# Written exercise
Copy each line containing the word "кірково" from the records that follow, please.

— Begin Input for this task —

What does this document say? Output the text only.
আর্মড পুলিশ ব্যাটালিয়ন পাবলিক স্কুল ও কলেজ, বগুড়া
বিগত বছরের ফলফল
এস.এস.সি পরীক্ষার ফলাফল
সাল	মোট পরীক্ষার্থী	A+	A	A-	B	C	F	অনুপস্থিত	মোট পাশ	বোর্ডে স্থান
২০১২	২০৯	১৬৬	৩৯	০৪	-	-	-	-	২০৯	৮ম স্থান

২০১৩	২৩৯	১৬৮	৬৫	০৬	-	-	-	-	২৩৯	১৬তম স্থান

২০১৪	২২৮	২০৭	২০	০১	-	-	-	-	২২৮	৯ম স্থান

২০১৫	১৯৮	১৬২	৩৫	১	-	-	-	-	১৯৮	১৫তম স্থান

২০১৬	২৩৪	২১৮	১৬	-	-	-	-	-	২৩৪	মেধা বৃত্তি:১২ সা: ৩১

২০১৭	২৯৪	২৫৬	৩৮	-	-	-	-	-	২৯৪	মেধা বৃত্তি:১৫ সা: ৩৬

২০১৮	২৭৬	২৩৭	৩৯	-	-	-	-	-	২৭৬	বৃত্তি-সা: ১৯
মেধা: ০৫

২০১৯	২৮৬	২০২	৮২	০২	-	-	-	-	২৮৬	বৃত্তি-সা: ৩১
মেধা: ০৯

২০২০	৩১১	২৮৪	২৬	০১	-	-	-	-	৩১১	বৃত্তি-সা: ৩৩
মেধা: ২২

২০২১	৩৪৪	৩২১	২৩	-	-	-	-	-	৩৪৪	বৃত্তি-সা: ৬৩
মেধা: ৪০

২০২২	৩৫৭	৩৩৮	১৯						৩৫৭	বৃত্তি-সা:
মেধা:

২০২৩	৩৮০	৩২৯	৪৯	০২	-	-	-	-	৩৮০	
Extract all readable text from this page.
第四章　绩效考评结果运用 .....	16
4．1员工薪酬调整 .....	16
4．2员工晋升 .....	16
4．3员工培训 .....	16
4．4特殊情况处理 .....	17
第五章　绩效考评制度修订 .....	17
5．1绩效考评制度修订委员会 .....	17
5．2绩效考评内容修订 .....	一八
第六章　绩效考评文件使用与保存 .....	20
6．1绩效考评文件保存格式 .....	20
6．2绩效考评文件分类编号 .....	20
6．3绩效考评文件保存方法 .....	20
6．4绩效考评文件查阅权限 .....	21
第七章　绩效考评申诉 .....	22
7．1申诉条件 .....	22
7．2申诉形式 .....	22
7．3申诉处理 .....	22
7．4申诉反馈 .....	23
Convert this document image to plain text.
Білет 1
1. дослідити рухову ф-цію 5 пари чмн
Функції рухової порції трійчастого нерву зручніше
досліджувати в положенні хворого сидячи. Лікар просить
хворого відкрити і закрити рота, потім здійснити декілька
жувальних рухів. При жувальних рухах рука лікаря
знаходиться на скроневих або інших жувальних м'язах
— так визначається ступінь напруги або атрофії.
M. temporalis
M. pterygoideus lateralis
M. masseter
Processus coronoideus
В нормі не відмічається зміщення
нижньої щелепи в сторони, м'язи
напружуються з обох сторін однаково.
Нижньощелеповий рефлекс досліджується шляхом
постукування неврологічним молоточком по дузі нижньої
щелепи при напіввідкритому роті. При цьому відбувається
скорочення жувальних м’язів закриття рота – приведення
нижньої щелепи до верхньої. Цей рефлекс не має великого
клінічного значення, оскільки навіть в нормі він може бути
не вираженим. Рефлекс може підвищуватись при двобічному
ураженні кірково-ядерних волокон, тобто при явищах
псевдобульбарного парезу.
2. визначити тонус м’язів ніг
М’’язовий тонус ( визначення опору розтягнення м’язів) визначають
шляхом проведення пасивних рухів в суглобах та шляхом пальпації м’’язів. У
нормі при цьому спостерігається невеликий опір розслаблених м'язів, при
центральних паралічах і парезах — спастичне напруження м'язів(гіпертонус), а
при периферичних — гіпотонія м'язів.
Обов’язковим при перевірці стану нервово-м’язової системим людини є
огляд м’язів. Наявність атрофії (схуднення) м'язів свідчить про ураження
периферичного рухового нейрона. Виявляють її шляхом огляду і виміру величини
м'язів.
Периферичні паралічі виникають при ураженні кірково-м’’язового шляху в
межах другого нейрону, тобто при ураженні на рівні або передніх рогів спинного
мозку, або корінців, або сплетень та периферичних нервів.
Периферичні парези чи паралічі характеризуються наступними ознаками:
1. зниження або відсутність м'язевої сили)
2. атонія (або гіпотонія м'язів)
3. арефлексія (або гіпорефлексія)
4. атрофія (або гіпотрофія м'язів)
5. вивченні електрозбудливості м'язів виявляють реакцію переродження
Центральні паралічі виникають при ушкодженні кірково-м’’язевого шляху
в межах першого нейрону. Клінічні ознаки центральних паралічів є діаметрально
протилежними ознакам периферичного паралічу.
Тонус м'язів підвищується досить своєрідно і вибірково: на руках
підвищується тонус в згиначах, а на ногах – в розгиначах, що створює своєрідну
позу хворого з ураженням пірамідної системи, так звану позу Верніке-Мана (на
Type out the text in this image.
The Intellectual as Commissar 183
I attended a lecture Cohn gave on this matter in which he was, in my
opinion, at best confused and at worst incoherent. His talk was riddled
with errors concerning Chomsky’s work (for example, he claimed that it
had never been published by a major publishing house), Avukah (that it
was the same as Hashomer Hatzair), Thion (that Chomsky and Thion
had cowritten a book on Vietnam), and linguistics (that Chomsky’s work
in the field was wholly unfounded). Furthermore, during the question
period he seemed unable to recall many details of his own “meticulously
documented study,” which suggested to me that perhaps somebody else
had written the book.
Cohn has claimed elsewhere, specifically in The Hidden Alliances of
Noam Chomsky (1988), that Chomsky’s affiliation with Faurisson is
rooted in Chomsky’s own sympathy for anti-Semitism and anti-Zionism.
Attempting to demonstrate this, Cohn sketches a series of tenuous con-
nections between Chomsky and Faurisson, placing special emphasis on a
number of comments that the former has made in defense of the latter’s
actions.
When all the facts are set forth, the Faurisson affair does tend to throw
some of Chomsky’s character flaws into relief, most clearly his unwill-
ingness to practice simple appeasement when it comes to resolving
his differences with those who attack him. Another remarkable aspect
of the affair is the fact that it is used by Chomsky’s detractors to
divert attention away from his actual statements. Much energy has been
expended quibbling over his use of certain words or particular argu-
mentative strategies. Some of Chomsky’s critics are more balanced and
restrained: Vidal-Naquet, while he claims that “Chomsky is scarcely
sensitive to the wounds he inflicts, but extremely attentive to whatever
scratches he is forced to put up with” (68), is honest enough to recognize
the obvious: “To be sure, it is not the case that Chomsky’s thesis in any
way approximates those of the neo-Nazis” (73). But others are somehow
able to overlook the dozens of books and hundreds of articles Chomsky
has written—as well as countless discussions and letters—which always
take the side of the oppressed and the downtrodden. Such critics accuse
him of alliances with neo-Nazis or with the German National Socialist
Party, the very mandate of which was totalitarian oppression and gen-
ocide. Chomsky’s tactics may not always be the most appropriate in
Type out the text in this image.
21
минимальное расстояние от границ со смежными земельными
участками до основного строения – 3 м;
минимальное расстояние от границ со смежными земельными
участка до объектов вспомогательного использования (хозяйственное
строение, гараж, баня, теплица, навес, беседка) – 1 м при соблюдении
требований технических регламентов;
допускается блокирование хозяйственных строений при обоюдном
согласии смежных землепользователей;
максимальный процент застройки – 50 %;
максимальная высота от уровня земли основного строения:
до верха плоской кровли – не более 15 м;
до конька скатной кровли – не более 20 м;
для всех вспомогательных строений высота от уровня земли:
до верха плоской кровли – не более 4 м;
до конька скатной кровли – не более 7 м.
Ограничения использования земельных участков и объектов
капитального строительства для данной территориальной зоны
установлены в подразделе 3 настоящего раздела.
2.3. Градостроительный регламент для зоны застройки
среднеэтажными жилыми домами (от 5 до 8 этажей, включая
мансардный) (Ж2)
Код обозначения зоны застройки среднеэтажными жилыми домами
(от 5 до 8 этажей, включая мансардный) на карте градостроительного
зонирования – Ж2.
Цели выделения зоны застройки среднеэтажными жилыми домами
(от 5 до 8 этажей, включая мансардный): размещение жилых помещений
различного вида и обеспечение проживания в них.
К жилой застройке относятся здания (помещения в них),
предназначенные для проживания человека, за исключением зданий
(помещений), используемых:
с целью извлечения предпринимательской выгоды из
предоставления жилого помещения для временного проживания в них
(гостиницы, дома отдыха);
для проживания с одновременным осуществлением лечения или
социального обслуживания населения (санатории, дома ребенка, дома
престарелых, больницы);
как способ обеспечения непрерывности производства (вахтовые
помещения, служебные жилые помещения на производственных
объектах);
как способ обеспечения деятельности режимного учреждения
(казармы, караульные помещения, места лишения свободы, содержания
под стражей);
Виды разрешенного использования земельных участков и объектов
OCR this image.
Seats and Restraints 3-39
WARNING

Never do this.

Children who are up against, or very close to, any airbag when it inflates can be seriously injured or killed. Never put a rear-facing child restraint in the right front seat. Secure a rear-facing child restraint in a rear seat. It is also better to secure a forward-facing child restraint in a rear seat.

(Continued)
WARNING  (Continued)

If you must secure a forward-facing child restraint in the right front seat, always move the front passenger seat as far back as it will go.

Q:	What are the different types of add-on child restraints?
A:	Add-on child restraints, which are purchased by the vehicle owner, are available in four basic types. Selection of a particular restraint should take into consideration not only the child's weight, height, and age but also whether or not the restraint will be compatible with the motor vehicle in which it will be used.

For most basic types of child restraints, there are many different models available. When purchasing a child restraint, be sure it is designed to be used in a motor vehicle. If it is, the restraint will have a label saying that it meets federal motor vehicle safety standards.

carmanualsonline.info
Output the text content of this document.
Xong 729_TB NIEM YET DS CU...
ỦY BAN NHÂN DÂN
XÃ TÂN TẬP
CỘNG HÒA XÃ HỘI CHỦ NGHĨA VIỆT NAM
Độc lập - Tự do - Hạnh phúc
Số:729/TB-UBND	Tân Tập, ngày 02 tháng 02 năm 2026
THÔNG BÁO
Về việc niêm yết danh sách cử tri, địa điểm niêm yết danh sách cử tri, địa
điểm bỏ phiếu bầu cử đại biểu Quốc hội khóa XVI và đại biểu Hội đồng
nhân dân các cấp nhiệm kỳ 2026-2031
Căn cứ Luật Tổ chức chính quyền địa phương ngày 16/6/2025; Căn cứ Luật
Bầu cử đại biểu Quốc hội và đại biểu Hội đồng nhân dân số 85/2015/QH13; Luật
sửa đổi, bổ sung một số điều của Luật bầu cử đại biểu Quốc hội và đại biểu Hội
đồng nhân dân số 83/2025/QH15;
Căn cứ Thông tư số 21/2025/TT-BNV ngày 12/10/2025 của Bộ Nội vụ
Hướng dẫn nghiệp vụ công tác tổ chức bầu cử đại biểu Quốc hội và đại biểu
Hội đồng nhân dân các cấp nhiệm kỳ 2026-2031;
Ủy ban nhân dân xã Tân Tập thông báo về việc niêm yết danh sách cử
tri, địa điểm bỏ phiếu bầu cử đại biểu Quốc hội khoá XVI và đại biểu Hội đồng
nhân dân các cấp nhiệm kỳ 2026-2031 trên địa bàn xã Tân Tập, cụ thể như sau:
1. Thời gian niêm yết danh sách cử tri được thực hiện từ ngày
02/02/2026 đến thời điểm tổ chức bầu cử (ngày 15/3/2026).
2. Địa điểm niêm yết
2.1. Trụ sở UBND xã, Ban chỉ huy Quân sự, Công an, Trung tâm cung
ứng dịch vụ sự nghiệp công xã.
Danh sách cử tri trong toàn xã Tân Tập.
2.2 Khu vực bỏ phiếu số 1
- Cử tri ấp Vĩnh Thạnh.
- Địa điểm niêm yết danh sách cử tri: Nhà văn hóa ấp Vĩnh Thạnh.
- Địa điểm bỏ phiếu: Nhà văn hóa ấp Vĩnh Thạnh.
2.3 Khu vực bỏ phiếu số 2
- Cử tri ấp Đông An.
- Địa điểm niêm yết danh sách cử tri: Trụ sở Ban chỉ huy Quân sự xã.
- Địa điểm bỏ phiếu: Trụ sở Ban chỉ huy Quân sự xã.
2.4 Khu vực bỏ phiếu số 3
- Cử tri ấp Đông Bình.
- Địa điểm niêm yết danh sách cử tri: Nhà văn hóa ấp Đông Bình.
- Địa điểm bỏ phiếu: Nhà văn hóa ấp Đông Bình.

— End Input for this task —

# Result
ураженні кірково-ядерних волокон, тобто при явищах
Периферичні паралічі виникають при ураженні кірково-м’’язового шляху в
Центральні паралічі виникають при ушкодженні кірково-м’’язевого шляху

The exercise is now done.